• [Stored rows]
start

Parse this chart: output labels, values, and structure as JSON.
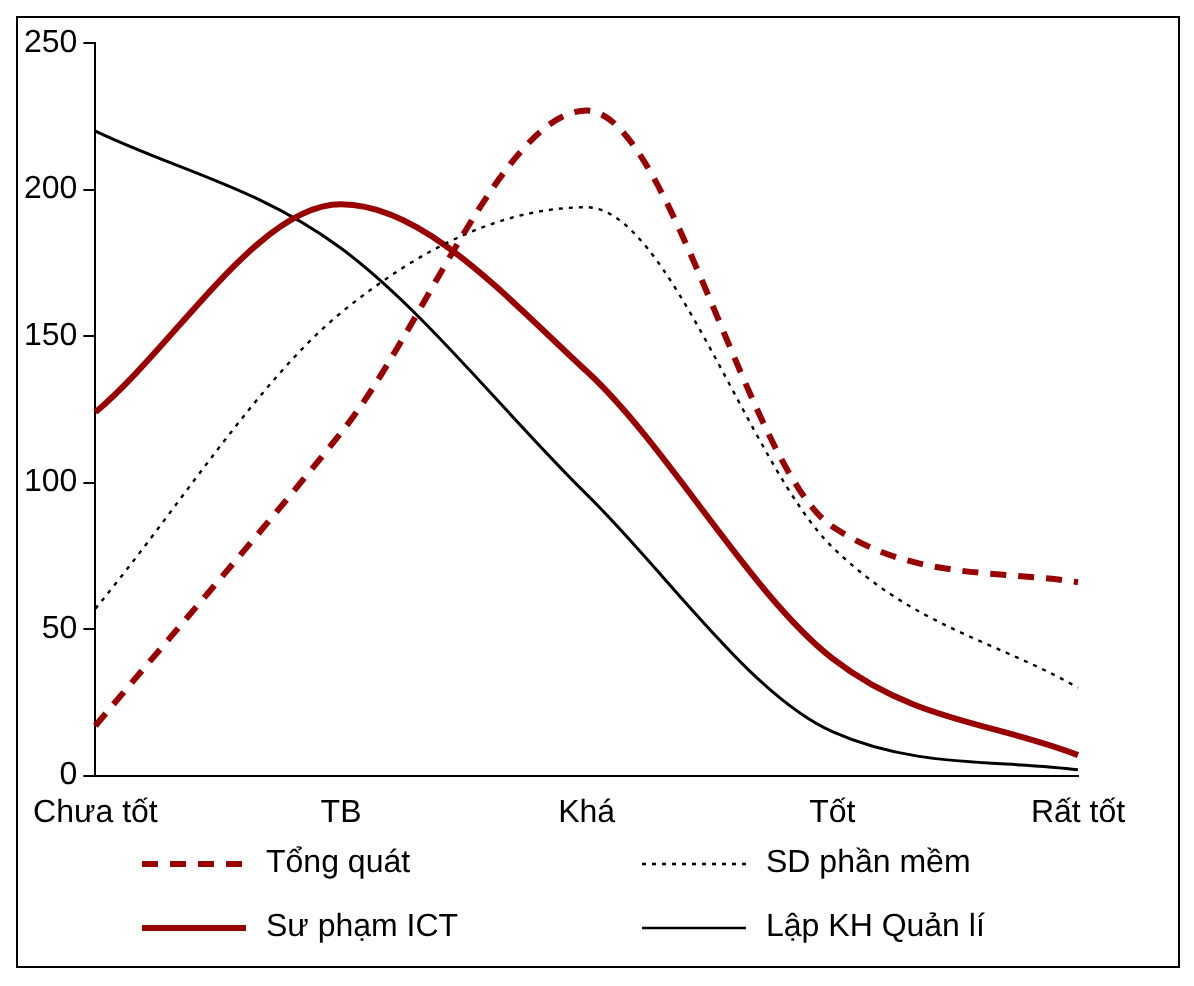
{
  "chart_data": {
    "type": "line",
    "categories": [
      "Chưa tốt",
      "TB",
      "Khá",
      "Tốt",
      "Rất tốt"
    ],
    "series": [
      {
        "name": "Tổng quát",
        "color": "#990000",
        "line_style": "dashed",
        "values": [
          17,
          117,
          227,
          85,
          66
        ]
      },
      {
        "name": "SD phần mềm",
        "color": "#000000",
        "line_style": "dotted",
        "values": [
          57,
          158,
          194,
          78,
          30
        ]
      },
      {
        "name": "Sư phạm ICT",
        "color": "#990000",
        "line_style": "solid",
        "values": [
          124,
          195,
          138,
          40,
          7
        ]
      },
      {
        "name": "Lập KH Quản lí",
        "color": "#000000",
        "line_style": "solid",
        "values": [
          220,
          180,
          96,
          15,
          2
        ]
      }
    ],
    "ylim": [
      0,
      250
    ],
    "yticks": [
      0,
      50,
      100,
      150,
      200,
      250
    ],
    "grid": false,
    "legend": "bottom",
    "marker": "none"
  }
}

end

• [Exercise details] Make an exact copy of every entry above, minus the images.

• [Solution]
Parse this chart: output labels, values, and structure as JSON.
{
  "chart_data": {
    "type": "line",
    "categories": [
      "Chưa tốt",
      "TB",
      "Khá",
      "Tốt",
      "Rất tốt"
    ],
    "series": [
      {
        "name": "Tổng quát",
        "color": "#990000",
        "line_style": "dashed",
        "values": [
          17,
          117,
          227,
          85,
          66
        ]
      },
      {
        "name": "SD phần mềm",
        "color": "#000000",
        "line_style": "dotted",
        "values": [
          57,
          158,
          194,
          78,
          30
        ]
      },
      {
        "name": "Sư phạm ICT",
        "color": "#990000",
        "line_style": "solid",
        "values": [
          124,
          195,
          138,
          40,
          7
        ]
      },
      {
        "name": "Lập KH Quản lí",
        "color": "#000000",
        "line_style": "solid",
        "values": [
          220,
          180,
          96,
          15,
          2
        ]
      }
    ],
    "ylim": [
      0,
      250
    ],
    "yticks": [
      0,
      50,
      100,
      150,
      200,
      250
    ],
    "grid": false,
    "legend": "bottom",
    "marker": "none"
  }
}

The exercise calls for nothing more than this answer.